__Work to complete__.
Edit the lines from the start of the records through the line containing "section-heading: 三、教学设计题(本大题共 3" by replacing "告别仪式" with "告别典礼" and leaving everything else unchanged. Return only those lines.

┌─ Entries supplied

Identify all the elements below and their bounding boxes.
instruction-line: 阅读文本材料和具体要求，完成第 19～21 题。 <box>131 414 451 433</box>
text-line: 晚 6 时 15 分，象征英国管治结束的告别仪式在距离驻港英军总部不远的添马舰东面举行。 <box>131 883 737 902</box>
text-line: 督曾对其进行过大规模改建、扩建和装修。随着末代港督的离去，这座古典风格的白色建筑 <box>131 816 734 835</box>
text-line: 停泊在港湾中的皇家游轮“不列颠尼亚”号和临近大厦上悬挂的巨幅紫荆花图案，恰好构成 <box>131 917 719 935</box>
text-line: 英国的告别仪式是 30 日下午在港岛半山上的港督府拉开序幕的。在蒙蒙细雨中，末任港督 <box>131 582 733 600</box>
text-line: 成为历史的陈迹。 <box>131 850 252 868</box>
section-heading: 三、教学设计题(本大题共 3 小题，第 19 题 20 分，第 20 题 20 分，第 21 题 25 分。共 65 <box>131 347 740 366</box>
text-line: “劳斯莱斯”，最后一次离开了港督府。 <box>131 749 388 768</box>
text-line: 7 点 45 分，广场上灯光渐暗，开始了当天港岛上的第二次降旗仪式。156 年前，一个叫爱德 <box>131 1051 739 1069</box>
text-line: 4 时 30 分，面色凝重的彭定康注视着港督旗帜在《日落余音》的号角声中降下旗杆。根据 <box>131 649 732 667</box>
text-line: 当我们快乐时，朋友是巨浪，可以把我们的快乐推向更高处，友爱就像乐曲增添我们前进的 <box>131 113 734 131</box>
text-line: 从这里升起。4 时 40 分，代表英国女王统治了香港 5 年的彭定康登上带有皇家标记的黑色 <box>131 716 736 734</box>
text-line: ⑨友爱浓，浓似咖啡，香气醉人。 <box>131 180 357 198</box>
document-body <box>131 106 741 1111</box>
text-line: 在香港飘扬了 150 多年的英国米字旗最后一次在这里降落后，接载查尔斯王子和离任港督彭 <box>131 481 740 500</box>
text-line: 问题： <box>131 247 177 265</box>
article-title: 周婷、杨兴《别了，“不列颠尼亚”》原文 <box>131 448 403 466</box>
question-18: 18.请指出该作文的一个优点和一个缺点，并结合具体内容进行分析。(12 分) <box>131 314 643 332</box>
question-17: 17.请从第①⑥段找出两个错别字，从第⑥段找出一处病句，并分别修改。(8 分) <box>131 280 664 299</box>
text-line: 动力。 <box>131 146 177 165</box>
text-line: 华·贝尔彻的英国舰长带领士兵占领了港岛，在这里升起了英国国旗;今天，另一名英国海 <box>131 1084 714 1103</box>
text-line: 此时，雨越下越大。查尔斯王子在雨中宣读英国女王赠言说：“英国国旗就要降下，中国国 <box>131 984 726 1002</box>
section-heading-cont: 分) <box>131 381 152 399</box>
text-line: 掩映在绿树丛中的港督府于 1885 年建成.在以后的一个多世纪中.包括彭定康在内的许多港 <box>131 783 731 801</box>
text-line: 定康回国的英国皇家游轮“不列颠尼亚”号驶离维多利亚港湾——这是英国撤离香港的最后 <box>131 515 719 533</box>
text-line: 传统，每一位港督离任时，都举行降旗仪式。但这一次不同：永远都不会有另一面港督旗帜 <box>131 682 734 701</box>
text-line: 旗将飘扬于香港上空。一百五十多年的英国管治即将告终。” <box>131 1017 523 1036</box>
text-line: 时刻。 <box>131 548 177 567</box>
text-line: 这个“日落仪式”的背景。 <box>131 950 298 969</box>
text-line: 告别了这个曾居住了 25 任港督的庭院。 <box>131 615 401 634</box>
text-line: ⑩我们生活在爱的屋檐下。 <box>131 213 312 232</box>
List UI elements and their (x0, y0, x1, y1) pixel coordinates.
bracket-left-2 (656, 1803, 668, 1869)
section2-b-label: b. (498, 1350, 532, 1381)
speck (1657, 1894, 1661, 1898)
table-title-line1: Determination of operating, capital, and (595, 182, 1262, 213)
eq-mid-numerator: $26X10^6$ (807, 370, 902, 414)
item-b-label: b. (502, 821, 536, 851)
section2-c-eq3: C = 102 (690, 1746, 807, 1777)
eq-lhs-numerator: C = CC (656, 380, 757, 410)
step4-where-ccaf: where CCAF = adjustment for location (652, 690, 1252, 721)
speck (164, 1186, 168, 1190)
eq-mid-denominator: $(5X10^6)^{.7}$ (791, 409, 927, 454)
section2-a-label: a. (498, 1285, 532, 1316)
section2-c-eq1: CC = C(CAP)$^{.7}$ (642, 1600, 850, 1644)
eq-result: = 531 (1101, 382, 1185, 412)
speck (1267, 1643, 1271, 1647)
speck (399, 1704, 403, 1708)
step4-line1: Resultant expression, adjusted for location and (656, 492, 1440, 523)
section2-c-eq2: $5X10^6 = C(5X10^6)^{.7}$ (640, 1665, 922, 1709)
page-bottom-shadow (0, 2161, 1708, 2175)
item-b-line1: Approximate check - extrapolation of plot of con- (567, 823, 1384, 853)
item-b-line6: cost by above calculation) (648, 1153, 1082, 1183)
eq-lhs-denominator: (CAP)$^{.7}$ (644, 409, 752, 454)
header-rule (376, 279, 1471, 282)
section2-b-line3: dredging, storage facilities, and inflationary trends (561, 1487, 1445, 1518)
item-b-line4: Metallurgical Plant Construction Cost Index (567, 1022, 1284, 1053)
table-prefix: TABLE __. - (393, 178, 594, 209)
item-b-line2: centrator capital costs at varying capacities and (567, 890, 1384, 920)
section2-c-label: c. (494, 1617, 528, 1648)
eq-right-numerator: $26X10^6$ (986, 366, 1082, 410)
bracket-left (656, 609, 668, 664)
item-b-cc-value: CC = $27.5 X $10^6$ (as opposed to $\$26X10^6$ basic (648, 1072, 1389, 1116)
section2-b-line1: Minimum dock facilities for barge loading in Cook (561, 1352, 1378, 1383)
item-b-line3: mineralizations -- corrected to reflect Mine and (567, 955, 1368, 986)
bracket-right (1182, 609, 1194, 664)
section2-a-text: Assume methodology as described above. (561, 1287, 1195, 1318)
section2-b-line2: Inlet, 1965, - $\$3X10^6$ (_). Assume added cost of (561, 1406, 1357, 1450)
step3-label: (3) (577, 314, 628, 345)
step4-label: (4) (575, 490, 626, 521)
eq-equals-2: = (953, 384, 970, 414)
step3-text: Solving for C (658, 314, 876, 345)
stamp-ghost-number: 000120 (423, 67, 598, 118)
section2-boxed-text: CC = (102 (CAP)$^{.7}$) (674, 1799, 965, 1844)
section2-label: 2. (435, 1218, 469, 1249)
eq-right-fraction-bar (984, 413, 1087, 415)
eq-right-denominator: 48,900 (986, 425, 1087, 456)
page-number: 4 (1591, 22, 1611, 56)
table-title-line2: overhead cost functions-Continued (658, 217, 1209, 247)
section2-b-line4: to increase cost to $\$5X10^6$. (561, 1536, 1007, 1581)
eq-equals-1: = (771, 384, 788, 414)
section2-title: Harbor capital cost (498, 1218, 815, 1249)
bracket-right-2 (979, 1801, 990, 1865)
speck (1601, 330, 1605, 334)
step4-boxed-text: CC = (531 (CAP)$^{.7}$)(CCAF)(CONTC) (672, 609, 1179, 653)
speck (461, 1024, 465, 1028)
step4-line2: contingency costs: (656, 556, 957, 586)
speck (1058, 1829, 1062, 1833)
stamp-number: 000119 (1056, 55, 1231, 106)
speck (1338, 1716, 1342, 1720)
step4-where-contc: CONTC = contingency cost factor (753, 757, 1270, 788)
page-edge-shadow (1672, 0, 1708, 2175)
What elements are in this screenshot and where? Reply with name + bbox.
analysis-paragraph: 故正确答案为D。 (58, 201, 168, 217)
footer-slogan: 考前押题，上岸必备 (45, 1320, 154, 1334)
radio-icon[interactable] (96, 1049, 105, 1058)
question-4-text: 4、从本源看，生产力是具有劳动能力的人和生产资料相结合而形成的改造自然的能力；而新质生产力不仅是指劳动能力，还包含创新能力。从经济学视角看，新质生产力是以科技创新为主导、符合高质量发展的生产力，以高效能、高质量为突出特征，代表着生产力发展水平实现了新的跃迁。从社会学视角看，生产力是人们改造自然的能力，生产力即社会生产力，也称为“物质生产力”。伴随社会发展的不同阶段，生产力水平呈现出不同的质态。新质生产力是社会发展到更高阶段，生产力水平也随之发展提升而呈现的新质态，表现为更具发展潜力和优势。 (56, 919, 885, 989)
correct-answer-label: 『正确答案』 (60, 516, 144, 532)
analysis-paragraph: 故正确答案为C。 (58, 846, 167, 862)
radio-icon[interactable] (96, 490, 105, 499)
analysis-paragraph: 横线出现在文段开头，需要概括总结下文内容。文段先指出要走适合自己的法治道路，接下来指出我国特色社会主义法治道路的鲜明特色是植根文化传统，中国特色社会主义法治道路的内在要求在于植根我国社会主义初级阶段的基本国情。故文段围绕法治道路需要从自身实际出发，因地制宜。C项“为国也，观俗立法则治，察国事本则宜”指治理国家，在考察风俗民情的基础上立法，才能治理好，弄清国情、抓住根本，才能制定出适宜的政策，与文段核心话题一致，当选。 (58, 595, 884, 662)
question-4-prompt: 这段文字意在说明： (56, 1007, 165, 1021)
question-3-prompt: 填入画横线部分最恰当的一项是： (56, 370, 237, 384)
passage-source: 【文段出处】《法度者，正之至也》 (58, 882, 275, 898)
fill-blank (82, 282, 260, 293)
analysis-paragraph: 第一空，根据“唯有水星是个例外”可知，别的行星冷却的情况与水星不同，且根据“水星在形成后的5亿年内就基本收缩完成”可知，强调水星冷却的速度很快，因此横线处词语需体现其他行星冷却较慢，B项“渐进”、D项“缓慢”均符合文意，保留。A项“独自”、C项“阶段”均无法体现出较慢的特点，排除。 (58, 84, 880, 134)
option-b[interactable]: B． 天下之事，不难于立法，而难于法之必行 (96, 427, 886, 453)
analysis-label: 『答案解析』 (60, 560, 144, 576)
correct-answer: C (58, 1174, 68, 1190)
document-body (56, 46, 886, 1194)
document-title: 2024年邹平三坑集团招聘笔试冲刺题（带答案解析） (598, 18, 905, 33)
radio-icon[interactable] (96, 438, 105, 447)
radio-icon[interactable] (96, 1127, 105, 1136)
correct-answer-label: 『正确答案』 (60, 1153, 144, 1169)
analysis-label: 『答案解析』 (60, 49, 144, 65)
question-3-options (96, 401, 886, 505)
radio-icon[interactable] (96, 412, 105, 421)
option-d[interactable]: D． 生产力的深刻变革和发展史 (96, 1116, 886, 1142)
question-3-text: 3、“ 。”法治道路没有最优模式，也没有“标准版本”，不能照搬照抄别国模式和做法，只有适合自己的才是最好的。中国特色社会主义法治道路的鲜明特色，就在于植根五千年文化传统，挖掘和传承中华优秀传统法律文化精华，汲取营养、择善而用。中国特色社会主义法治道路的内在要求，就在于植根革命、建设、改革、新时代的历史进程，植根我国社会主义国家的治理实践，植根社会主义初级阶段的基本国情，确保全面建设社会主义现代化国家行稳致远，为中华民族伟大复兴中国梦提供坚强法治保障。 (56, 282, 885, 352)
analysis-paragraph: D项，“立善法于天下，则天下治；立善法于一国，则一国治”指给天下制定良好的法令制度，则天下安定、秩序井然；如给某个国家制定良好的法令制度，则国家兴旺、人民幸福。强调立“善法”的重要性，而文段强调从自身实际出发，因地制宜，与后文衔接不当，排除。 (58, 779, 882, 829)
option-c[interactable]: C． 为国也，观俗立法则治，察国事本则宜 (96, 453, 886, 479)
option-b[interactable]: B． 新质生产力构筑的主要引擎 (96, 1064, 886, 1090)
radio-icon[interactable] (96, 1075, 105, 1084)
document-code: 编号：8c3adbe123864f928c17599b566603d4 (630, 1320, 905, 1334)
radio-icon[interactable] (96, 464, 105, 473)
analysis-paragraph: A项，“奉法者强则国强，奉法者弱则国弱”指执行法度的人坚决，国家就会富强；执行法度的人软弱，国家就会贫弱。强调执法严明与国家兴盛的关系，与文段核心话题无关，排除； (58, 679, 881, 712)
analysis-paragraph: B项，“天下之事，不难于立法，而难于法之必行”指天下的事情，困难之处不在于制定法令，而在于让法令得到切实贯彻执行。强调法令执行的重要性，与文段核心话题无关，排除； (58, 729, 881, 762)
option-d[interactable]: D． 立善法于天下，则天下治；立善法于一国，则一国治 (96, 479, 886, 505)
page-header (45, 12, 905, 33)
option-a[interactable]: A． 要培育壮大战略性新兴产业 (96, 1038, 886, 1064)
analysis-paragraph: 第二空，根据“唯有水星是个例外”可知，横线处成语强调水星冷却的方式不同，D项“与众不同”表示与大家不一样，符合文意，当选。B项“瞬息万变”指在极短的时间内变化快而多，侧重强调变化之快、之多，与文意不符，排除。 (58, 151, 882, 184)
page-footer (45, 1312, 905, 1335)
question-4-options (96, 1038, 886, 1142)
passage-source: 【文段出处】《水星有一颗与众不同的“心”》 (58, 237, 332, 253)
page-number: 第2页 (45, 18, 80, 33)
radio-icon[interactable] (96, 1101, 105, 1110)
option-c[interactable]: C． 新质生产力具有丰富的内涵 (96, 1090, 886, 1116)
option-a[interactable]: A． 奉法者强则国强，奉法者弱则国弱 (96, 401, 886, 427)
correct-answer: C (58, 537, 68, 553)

└─

__Correct result__.
Identify all the elements below and their bounding boxes.
instruction-line: 阅读文本材料和具体要求，完成第 19～21 题。 <box>131 414 451 433</box>
text-line: 晚 6 时 15 分，象征英国管治结束的告别典礼在距离驻港英军总部不远的添马舰东面举行。 <box>131 883 737 902</box>
text-line: 督曾对其进行过大规模改建、扩建和装修。随着末代港督的离去，这座古典风格的白色建筑 <box>131 816 734 835</box>
text-line: 停泊在港湾中的皇家游轮“不列颠尼亚”号和临近大厦上悬挂的巨幅紫荆花图案，恰好构成 <box>131 917 719 935</box>
text-line: 英国的告别典礼是 30 日下午在港岛半山上的港督府拉开序幕的。在蒙蒙细雨中，末任港督 <box>131 582 733 600</box>
text-line: 成为历史的陈迹。 <box>131 850 252 868</box>
section-heading: 三、教学设计题(本大题共 3 小题，第 19 题 20 分，第 20 题 20 分，第 21 题 25 分。共 65 <box>131 347 740 366</box>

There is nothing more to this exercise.